Reproduce the full listing that appears beneath this instruction exactly.
══════════════════════════════
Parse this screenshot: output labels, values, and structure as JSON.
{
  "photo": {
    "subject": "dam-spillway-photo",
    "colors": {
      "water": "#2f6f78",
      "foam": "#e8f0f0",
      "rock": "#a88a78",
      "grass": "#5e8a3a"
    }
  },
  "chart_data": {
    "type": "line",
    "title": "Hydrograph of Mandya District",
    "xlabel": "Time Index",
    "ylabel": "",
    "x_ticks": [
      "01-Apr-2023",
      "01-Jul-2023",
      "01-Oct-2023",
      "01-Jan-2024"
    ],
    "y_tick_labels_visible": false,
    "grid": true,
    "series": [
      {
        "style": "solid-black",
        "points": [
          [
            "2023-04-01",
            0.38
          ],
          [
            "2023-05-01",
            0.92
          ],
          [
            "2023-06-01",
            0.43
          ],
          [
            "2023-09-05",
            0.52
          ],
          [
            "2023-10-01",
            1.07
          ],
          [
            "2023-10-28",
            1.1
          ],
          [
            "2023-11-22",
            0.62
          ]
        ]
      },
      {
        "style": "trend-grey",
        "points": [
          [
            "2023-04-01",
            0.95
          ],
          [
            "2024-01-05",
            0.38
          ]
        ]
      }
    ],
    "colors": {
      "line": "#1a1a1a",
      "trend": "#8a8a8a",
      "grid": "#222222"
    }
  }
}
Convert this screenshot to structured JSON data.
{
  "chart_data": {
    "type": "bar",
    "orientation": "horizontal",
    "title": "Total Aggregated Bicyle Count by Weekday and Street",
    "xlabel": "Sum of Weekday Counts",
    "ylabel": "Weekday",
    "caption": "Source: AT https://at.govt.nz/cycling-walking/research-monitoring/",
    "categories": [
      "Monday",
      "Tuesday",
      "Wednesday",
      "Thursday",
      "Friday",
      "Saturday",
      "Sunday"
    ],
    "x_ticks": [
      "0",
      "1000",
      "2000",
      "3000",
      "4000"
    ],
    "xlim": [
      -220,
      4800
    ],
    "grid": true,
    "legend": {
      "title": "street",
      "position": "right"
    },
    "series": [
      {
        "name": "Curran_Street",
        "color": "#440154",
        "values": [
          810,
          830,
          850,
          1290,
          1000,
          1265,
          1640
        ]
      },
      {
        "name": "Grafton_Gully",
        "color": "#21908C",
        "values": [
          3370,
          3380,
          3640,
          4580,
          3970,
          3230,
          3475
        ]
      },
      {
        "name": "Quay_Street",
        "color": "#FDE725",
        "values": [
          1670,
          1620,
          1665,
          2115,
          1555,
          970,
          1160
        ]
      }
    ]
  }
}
══════════════════════════════
Problem solution →
Parse this screenshot: output labels, values, and structure as JSON.
{
  "photo": {
    "subject": "dam-spillway-photo",
    "colors": {
      "water": "#2f6f78",
      "foam": "#e8f0f0",
      "rock": "#a88a78",
      "grass": "#5e8a3a"
    }
  },
  "chart_data": {
    "type": "line",
    "title": "Hydrograph of Mandya District",
    "xlabel": "Time Index",
    "ylabel": "",
    "x_ticks": [
      "01-Apr-2023",
      "01-Jul-2023",
      "01-Oct-2023",
      "01-Jan-2024"
    ],
    "y_tick_labels_visible": false,
    "grid": true,
    "series": [
      {
        "style": "solid-black",
        "points": [
          [
            "2023-04-01",
            0.38
          ],
          [
            "2023-05-01",
            0.92
          ],
          [
            "2023-06-01",
            0.43
          ],
          [
            "2023-09-05",
            0.52
          ],
          [
            "2023-10-01",
            1.07
          ],
          [
            "2023-10-28",
            1.1
          ],
          [
            "2023-11-22",
            0.62
          ]
        ]
      },
      {
        "style": "trend-grey",
        "points": [
          [
            "2023-04-01",
            0.95
          ],
          [
            "2024-01-05",
            0.38
          ]
        ]
      }
    ],
    "colors": {
      "line": "#1a1a1a",
      "trend": "#8a8a8a",
      "grid": "#222222"
    }
  }
}
Convert this screenshot to structured JSON data.
{
  "chart_data": {
    "type": "bar",
    "orientation": "horizontal",
    "title": "Total Aggregated Bicyle Count by Weekday and Street",
    "xlabel": "Sum of Weekday Counts",
    "ylabel": "Weekday",
    "caption": "Source: AT https://at.govt.nz/cycling-walking/research-monitoring/",
    "categories": [
      "Monday",
      "Tuesday",
      "Wednesday",
      "Thursday",
      "Friday",
      "Saturday",
      "Sunday"
    ],
    "x_ticks": [
      "0",
      "1000",
      "2000",
      "3000",
      "4000"
    ],
    "xlim": [
      -220,
      4800
    ],
    "grid": true,
    "legend": {
      "title": "street",
      "position": "right"
    },
    "series": [
      {
        "name": "Curran_Street",
        "color": "#440154",
        "values": [
          810,
          830,
          850,
          1290,
          1000,
          1265,
          1640
        ]
      },
      {
        "name": "Grafton_Gully",
        "color": "#21908C",
        "values": [
          3370,
          3380,
          3640,
          4580,
          3970,
          3230,
          3475
        ]
      },
      {
        "name": "Quay_Street",
        "color": "#FDE725",
        "values": [
          1670,
          1620,
          1665,
          2115,
          1555,
          970,
          1160
        ]
      }
    ]
  }
}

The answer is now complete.